TASK
Print out every record exactly as it appears.

** begin ROWS **

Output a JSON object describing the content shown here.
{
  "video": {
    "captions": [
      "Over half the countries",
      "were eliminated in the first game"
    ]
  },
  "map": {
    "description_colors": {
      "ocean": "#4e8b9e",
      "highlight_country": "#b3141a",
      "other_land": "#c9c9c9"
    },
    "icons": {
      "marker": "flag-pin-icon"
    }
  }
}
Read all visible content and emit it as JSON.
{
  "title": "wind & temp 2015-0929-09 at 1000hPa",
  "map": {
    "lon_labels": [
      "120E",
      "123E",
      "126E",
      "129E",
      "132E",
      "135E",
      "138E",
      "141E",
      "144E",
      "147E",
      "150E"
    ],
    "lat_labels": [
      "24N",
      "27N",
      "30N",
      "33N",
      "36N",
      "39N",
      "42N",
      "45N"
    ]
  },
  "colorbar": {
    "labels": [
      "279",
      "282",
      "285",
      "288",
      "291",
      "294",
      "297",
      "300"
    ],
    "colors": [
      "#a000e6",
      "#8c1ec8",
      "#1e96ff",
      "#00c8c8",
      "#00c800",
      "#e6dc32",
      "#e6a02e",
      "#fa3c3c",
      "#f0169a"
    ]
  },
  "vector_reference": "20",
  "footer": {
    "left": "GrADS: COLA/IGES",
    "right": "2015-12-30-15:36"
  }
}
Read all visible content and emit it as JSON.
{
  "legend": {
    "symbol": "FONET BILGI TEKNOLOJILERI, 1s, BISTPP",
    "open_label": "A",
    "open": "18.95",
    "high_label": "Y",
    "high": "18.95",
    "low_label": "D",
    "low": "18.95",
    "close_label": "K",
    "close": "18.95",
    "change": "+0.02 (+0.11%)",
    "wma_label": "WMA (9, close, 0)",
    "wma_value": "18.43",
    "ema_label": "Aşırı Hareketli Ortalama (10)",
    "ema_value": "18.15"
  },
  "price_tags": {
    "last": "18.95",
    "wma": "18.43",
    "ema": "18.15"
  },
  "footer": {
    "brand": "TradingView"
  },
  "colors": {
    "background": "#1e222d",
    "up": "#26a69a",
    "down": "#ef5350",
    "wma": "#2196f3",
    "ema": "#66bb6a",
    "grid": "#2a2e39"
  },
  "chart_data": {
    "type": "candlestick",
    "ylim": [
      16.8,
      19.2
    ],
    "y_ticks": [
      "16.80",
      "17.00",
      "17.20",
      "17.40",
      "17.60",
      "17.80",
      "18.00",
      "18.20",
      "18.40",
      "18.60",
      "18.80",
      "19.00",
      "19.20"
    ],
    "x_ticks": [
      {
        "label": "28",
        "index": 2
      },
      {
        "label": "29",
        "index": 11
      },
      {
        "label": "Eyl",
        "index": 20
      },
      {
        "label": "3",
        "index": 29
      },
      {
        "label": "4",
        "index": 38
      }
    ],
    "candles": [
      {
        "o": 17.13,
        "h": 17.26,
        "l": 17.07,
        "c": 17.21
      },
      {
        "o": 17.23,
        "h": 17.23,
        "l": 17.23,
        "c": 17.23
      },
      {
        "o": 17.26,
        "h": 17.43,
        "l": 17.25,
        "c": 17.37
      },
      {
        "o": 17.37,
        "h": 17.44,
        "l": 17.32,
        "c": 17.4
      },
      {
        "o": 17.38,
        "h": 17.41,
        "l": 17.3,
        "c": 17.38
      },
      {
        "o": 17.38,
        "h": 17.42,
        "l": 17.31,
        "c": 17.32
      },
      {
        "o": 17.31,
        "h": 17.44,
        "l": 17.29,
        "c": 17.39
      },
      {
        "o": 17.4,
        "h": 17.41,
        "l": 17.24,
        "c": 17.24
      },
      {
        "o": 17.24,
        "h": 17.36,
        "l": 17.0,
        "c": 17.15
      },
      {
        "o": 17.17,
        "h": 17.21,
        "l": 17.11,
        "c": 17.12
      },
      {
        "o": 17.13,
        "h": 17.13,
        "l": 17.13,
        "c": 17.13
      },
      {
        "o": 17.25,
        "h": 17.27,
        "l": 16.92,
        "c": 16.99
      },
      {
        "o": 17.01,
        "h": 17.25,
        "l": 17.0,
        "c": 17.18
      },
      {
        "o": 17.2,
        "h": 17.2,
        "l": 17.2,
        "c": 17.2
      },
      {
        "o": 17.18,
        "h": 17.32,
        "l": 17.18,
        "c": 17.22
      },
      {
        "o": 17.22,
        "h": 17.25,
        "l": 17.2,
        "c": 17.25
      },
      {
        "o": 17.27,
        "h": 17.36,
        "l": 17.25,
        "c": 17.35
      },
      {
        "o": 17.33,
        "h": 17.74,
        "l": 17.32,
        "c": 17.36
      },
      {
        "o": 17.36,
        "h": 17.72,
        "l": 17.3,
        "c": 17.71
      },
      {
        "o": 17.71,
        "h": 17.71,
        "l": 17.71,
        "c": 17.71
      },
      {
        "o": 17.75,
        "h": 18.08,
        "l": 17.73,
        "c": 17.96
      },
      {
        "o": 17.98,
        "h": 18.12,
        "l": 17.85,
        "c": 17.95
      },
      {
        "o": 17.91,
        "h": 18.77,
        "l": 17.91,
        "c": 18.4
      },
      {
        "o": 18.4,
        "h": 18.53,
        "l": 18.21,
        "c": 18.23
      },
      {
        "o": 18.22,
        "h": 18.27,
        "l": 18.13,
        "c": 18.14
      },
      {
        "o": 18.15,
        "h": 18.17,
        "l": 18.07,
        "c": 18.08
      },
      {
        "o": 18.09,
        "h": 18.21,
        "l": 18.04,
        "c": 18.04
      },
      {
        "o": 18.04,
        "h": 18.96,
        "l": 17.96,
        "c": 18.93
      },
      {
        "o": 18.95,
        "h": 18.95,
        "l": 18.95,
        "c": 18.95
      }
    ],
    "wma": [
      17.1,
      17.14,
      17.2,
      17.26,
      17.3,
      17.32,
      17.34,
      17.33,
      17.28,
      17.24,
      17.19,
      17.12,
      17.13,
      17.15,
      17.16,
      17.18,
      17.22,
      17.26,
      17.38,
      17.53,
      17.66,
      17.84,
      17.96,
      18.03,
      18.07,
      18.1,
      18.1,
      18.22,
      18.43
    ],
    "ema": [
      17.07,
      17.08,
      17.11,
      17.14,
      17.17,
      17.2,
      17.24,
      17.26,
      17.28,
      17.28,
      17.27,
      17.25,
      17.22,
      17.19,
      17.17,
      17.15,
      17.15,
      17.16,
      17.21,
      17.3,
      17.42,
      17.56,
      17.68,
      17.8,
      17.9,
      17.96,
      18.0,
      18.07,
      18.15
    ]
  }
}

** end ROWS **

EXPECTED ANSWER
Output a JSON object describing the content shown here.
{
  "video": {
    "captions": [
      "Over half the countries",
      "were eliminated in the first game"
    ]
  },
  "map": {
    "description_colors": {
      "ocean": "#4e8b9e",
      "highlight_country": "#b3141a",
      "other_land": "#c9c9c9"
    },
    "icons": {
      "marker": "flag-pin-icon"
    }
  }
}
Read all visible content and emit it as JSON.
{
  "title": "wind & temp 2015-0929-09 at 1000hPa",
  "map": {
    "lon_labels": [
      "120E",
      "123E",
      "126E",
      "129E",
      "132E",
      "135E",
      "138E",
      "141E",
      "144E",
      "147E",
      "150E"
    ],
    "lat_labels": [
      "24N",
      "27N",
      "30N",
      "33N",
      "36N",
      "39N",
      "42N",
      "45N"
    ]
  },
  "colorbar": {
    "labels": [
      "279",
      "282",
      "285",
      "288",
      "291",
      "294",
      "297",
      "300"
    ],
    "colors": [
      "#a000e6",
      "#8c1ec8",
      "#1e96ff",
      "#00c8c8",
      "#00c800",
      "#e6dc32",
      "#e6a02e",
      "#fa3c3c",
      "#f0169a"
    ]
  },
  "vector_reference": "20",
  "footer": {
    "left": "GrADS: COLA/IGES",
    "right": "2015-12-30-15:36"
  }
}
Read all visible content and emit it as JSON.
{
  "legend": {
    "symbol": "FONET BILGI TEKNOLOJILERI, 1s, BISTPP",
    "open_label": "A",
    "open": "18.95",
    "high_label": "Y",
    "high": "18.95",
    "low_label": "D",
    "low": "18.95",
    "close_label": "K",
    "close": "18.95",
    "change": "+0.02 (+0.11%)",
    "wma_label": "WMA (9, close, 0)",
    "wma_value": "18.43",
    "ema_label": "Aşırı Hareketli Ortalama (10)",
    "ema_value": "18.15"
  },
  "price_tags": {
    "last": "18.95",
    "wma": "18.43",
    "ema": "18.15"
  },
  "footer": {
    "brand": "TradingView"
  },
  "colors": {
    "background": "#1e222d",
    "up": "#26a69a",
    "down": "#ef5350",
    "wma": "#2196f3",
    "ema": "#66bb6a",
    "grid": "#2a2e39"
  },
  "chart_data": {
    "type": "candlestick",
    "ylim": [
      16.8,
      19.2
    ],
    "y_ticks": [
      "16.80",
      "17.00",
      "17.20",
      "17.40",
      "17.60",
      "17.80",
      "18.00",
      "18.20",
      "18.40",
      "18.60",
      "18.80",
      "19.00",
      "19.20"
    ],
    "x_ticks": [
      {
        "label": "28",
        "index": 2
      },
      {
        "label": "29",
        "index": 11
      },
      {
        "label": "Eyl",
        "index": 20
      },
      {
        "label": "3",
        "index": 29
      },
      {
        "label": "4",
        "index": 38
      }
    ],
    "candles": [
      {
        "o": 17.13,
        "h": 17.26,
        "l": 17.07,
        "c": 17.21
      },
      {
        "o": 17.23,
        "h": 17.23,
        "l": 17.23,
        "c": 17.23
      },
      {
        "o": 17.26,
        "h": 17.43,
        "l": 17.25,
        "c": 17.37
      },
      {
        "o": 17.37,
        "h": 17.44,
        "l": 17.32,
        "c": 17.4
      },
      {
        "o": 17.38,
        "h": 17.41,
        "l": 17.3,
        "c": 17.38
      },
      {
        "o": 17.38,
        "h": 17.42,
        "l": 17.31,
        "c": 17.32
      },
      {
        "o": 17.31,
        "h": 17.44,
        "l": 17.29,
        "c": 17.39
      },
      {
        "o": 17.4,
        "h": 17.41,
        "l": 17.24,
        "c": 17.24
      },
      {
        "o": 17.24,
        "h": 17.36,
        "l": 17.0,
        "c": 17.15
      },
      {
        "o": 17.17,
        "h": 17.21,
        "l": 17.11,
        "c": 17.12
      },
      {
        "o": 17.13,
        "h": 17.13,
        "l": 17.13,
        "c": 17.13
      },
      {
        "o": 17.25,
        "h": 17.27,
        "l": 16.92,
        "c": 16.99
      },
      {
        "o": 17.01,
        "h": 17.25,
        "l": 17.0,
        "c": 17.18
      },
      {
        "o": 17.2,
        "h": 17.2,
        "l": 17.2,
        "c": 17.2
      },
      {
        "o": 17.18,
        "h": 17.32,
        "l": 17.18,
        "c": 17.22
      },
      {
        "o": 17.22,
        "h": 17.25,
        "l": 17.2,
        "c": 17.25
      },
      {
        "o": 17.27,
        "h": 17.36,
        "l": 17.25,
        "c": 17.35
      },
      {
        "o": 17.33,
        "h": 17.74,
        "l": 17.32,
        "c": 17.36
      },
      {
        "o": 17.36,
        "h": 17.72,
        "l": 17.3,
        "c": 17.71
      },
      {
        "o": 17.71,
        "h": 17.71,
        "l": 17.71,
        "c": 17.71
      },
      {
        "o": 17.75,
        "h": 18.08,
        "l": 17.73,
        "c": 17.96
      },
      {
        "o": 17.98,
        "h": 18.12,
        "l": 17.85,
        "c": 17.95
      },
      {
        "o": 17.91,
        "h": 18.77,
        "l": 17.91,
        "c": 18.4
      },
      {
        "o": 18.4,
        "h": 18.53,
        "l": 18.21,
        "c": 18.23
      },
      {
        "o": 18.22,
        "h": 18.27,
        "l": 18.13,
        "c": 18.14
      },
      {
        "o": 18.15,
        "h": 18.17,
        "l": 18.07,
        "c": 18.08
      },
      {
        "o": 18.09,
        "h": 18.21,
        "l": 18.04,
        "c": 18.04
      },
      {
        "o": 18.04,
        "h": 18.96,
        "l": 17.96,
        "c": 18.93
      },
      {
        "o": 18.95,
        "h": 18.95,
        "l": 18.95,
        "c": 18.95
      }
    ],
    "wma": [
      17.1,
      17.14,
      17.2,
      17.26,
      17.3,
      17.32,
      17.34,
      17.33,
      17.28,
      17.24,
      17.19,
      17.12,
      17.13,
      17.15,
      17.16,
      17.18,
      17.22,
      17.26,
      17.38,
      17.53,
      17.66,
      17.84,
      17.96,
      18.03,
      18.07,
      18.1,
      18.1,
      18.22,
      18.43
    ],
    "ema": [
      17.07,
      17.08,
      17.11,
      17.14,
      17.17,
      17.2,
      17.24,
      17.26,
      17.28,
      17.28,
      17.27,
      17.25,
      17.22,
      17.19,
      17.17,
      17.15,
      17.15,
      17.16,
      17.21,
      17.3,
      17.42,
      17.56,
      17.68,
      17.8,
      17.9,
      17.96,
      18.0,
      18.07,
      18.15
    ]
  }
}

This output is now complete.